* BEGIN *

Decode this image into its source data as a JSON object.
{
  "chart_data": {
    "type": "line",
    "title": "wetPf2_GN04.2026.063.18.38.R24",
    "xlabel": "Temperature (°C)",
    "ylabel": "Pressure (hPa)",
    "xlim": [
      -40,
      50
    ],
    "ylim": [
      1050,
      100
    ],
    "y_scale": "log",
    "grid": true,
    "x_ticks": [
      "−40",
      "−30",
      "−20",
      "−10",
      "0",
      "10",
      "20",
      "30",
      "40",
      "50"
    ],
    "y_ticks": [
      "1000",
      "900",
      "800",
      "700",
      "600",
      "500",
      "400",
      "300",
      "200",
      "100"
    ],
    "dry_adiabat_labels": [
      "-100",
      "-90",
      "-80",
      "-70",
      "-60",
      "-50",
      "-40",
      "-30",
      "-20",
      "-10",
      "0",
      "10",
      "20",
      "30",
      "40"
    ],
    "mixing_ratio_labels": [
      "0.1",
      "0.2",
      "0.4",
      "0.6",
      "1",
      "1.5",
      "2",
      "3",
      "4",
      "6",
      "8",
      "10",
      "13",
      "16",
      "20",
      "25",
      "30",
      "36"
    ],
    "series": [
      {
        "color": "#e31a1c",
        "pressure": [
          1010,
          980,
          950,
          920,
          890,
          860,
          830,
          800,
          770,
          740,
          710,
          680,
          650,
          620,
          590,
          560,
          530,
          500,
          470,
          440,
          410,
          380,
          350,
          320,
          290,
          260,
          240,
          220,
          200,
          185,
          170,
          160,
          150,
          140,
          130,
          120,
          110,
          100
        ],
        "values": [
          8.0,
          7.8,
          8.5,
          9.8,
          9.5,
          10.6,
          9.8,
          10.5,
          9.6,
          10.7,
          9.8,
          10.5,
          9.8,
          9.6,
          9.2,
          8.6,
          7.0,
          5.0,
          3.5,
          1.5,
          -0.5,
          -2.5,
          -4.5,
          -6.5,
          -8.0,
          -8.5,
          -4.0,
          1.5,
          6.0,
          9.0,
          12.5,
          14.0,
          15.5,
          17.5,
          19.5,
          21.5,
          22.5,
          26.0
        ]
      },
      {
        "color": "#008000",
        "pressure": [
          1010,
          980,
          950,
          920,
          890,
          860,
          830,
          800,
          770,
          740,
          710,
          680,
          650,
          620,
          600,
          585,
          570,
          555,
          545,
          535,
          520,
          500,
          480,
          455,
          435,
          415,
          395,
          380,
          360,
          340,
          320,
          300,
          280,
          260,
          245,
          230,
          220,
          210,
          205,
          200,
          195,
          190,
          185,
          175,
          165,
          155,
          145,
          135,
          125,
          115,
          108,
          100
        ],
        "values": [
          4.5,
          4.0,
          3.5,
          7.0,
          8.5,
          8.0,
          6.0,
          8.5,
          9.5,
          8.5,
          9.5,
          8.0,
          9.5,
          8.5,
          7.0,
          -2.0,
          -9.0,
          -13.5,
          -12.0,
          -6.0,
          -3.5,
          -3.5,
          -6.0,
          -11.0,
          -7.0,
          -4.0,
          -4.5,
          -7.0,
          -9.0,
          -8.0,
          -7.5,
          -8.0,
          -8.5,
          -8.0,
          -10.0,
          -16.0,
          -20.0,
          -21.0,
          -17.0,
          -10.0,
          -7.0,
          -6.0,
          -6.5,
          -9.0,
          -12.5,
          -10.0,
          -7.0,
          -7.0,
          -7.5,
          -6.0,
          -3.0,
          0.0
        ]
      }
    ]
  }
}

* END *

Repeat every entry word for word.

Reply:
Decode this image into its source data as a JSON object.
{
  "chart_data": {
    "type": "line",
    "title": "wetPf2_GN04.2026.063.18.38.R24",
    "xlabel": "Temperature (°C)",
    "ylabel": "Pressure (hPa)",
    "xlim": [
      -40,
      50
    ],
    "ylim": [
      1050,
      100
    ],
    "y_scale": "log",
    "grid": true,
    "x_ticks": [
      "−40",
      "−30",
      "−20",
      "−10",
      "0",
      "10",
      "20",
      "30",
      "40",
      "50"
    ],
    "y_ticks": [
      "1000",
      "900",
      "800",
      "700",
      "600",
      "500",
      "400",
      "300",
      "200",
      "100"
    ],
    "dry_adiabat_labels": [
      "-100",
      "-90",
      "-80",
      "-70",
      "-60",
      "-50",
      "-40",
      "-30",
      "-20",
      "-10",
      "0",
      "10",
      "20",
      "30",
      "40"
    ],
    "mixing_ratio_labels": [
      "0.1",
      "0.2",
      "0.4",
      "0.6",
      "1",
      "1.5",
      "2",
      "3",
      "4",
      "6",
      "8",
      "10",
      "13",
      "16",
      "20",
      "25",
      "30",
      "36"
    ],
    "series": [
      {
        "color": "#e31a1c",
        "pressure": [
          1010,
          980,
          950,
          920,
          890,
          860,
          830,
          800,
          770,
          740,
          710,
          680,
          650,
          620,
          590,
          560,
          530,
          500,
          470,
          440,
          410,
          380,
          350,
          320,
          290,
          260,
          240,
          220,
          200,
          185,
          170,
          160,
          150,
          140,
          130,
          120,
          110,
          100
        ],
        "values": [
          8.0,
          7.8,
          8.5,
          9.8,
          9.5,
          10.6,
          9.8,
          10.5,
          9.6,
          10.7,
          9.8,
          10.5,
          9.8,
          9.6,
          9.2,
          8.6,
          7.0,
          5.0,
          3.5,
          1.5,
          -0.5,
          -2.5,
          -4.5,
          -6.5,
          -8.0,
          -8.5,
          -4.0,
          1.5,
          6.0,
          9.0,
          12.5,
          14.0,
          15.5,
          17.5,
          19.5,
          21.5,
          22.5,
          26.0
        ]
      },
      {
        "color": "#008000",
        "pressure": [
          1010,
          980,
          950,
          920,
          890,
          860,
          830,
          800,
          770,
          740,
          710,
          680,
          650,
          620,
          600,
          585,
          570,
          555,
          545,
          535,
          520,
          500,
          480,
          455,
          435,
          415,
          395,
          380,
          360,
          340,
          320,
          300,
          280,
          260,
          245,
          230,
          220,
          210,
          205,
          200,
          195,
          190,
          185,
          175,
          165,
          155,
          145,
          135,
          125,
          115,
          108,
          100
        ],
        "values": [
          4.5,
          4.0,
          3.5,
          7.0,
          8.5,
          8.0,
          6.0,
          8.5,
          9.5,
          8.5,
          9.5,
          8.0,
          9.5,
          8.5,
          7.0,
          -2.0,
          -9.0,
          -13.5,
          -12.0,
          -6.0,
          -3.5,
          -3.5,
          -6.0,
          -11.0,
          -7.0,
          -4.0,
          -4.5,
          -7.0,
          -9.0,
          -8.0,
          -7.5,
          -8.0,
          -8.5,
          -8.0,
          -10.0,
          -16.0,
          -20.0,
          -21.0,
          -17.0,
          -10.0,
          -7.0,
          -6.0,
          -6.5,
          -9.0,
          -12.5,
          -10.0,
          -7.0,
          -7.0,
          -7.5,
          -6.0,
          -3.0,
          0.0
        ]
      }
    ]
  }
}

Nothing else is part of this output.